• [Your instructions]:
Whenever a line contains the string "community", copy it out of the entries.
————————
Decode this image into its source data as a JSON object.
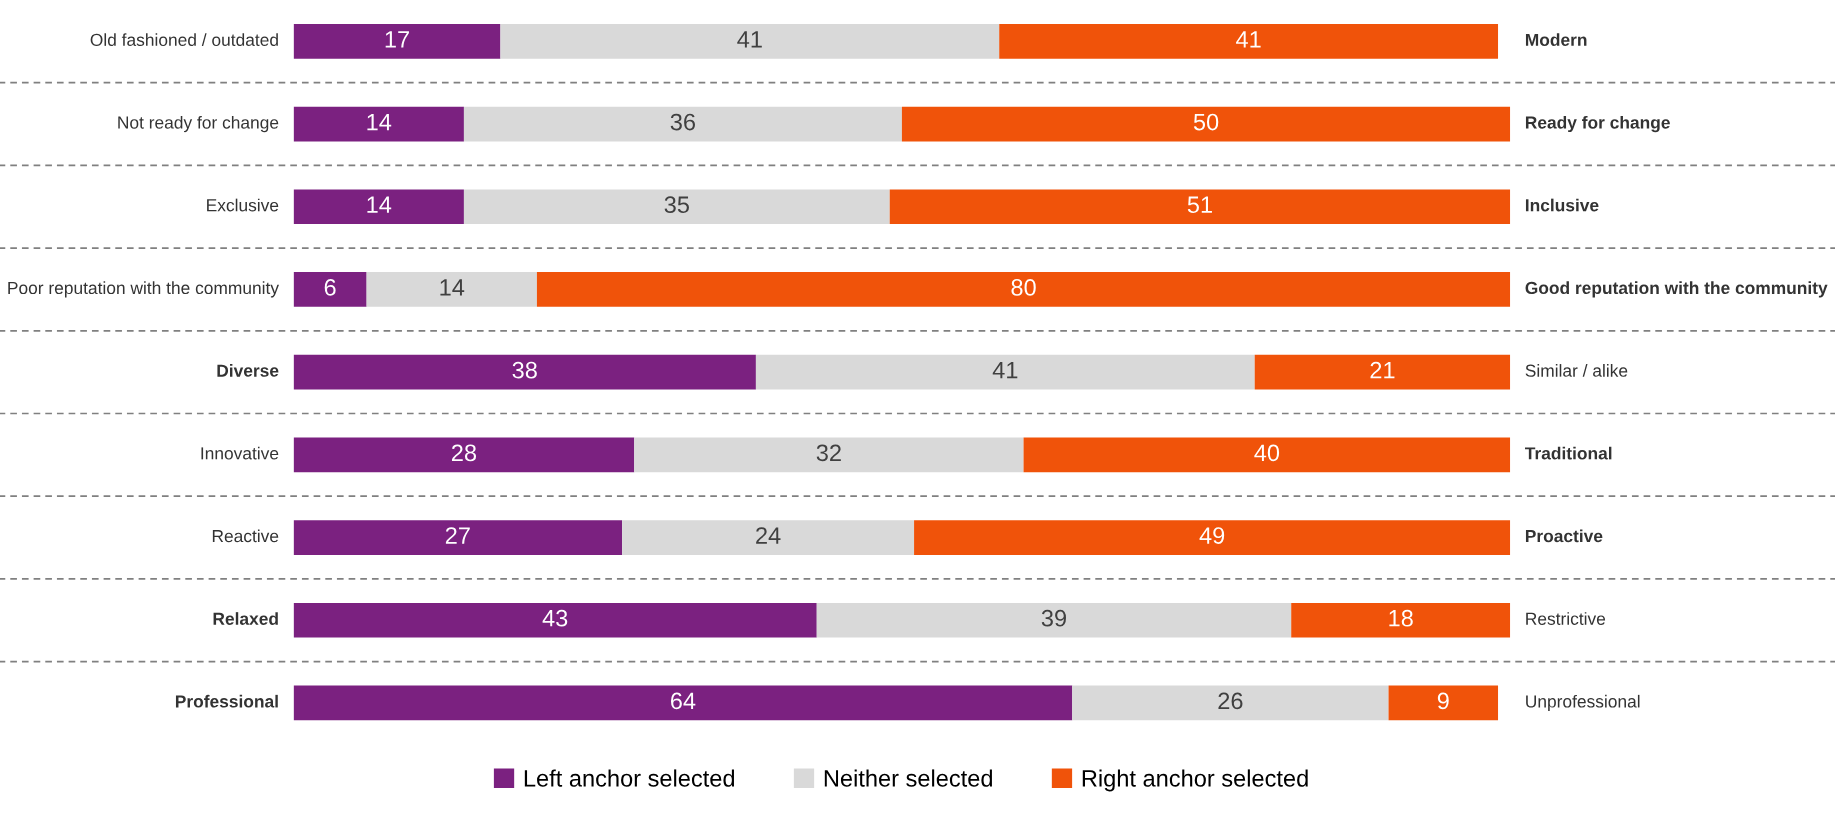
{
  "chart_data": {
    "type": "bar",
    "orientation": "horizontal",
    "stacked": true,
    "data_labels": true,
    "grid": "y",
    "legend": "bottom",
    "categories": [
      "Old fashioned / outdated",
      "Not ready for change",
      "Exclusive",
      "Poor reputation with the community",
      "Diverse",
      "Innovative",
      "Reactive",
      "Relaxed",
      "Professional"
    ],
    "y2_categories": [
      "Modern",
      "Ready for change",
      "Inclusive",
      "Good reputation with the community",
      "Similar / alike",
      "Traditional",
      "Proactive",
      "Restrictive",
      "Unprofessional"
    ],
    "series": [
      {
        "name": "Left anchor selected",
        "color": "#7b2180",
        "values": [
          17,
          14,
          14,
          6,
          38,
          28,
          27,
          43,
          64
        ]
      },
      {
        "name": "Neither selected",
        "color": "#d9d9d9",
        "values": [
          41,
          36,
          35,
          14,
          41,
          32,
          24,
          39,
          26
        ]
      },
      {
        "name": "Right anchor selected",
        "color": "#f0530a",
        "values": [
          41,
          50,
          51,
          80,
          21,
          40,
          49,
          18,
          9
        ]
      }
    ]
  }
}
————————
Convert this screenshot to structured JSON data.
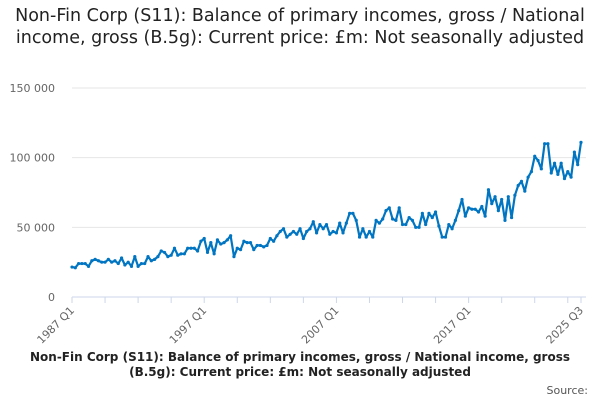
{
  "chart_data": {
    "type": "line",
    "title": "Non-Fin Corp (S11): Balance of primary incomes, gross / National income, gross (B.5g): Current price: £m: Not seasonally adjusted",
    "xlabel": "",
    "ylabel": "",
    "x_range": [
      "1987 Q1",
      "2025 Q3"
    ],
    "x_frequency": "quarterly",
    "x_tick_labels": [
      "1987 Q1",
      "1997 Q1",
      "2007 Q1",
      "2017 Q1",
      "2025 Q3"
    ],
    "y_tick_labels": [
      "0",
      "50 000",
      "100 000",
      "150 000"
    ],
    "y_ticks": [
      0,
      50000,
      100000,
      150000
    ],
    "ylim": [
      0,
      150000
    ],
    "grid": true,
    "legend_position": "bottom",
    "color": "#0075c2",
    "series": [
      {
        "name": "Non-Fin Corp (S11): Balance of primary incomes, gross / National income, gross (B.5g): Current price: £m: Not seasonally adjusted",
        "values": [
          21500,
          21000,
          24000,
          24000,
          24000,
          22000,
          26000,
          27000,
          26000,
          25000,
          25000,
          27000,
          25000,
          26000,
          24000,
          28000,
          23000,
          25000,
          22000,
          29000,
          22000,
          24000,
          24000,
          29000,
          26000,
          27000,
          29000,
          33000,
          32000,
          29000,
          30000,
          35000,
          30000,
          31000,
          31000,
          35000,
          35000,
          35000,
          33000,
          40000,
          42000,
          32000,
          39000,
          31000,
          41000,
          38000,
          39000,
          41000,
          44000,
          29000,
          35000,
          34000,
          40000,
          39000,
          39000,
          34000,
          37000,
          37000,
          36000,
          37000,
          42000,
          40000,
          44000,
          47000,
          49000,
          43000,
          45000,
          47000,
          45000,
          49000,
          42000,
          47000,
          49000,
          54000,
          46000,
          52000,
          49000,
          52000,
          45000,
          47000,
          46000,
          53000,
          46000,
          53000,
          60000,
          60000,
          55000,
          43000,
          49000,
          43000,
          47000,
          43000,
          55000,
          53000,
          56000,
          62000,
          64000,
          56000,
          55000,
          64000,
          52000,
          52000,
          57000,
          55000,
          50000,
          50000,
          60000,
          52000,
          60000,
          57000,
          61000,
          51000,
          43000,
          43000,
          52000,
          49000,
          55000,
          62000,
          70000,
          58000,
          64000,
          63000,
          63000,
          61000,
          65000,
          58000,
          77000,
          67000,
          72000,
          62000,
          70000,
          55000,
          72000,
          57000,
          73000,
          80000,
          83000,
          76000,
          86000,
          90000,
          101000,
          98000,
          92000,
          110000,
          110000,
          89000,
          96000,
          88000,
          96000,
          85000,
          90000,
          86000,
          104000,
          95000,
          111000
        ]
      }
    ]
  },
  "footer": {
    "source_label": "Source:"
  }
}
————————
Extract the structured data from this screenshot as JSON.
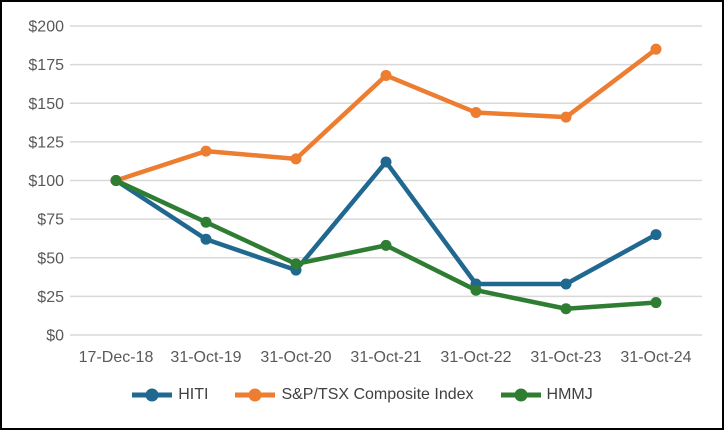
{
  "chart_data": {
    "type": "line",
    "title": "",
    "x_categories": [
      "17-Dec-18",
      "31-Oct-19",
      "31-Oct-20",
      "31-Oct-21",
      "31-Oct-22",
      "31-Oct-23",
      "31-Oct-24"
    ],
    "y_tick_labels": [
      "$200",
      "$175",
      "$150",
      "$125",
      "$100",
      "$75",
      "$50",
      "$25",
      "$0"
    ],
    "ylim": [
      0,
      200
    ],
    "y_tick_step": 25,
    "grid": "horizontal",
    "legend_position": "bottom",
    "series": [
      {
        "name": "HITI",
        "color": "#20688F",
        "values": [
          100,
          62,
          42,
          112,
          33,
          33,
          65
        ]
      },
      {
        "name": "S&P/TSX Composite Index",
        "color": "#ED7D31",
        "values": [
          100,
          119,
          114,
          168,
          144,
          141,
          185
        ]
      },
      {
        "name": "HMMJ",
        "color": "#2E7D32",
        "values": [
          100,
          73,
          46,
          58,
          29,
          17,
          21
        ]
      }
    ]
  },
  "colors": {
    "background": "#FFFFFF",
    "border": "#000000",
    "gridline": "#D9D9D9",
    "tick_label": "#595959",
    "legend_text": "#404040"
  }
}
————————
• [The reply]:
      "Poor reputation with the community",
      "Good reputation with the community",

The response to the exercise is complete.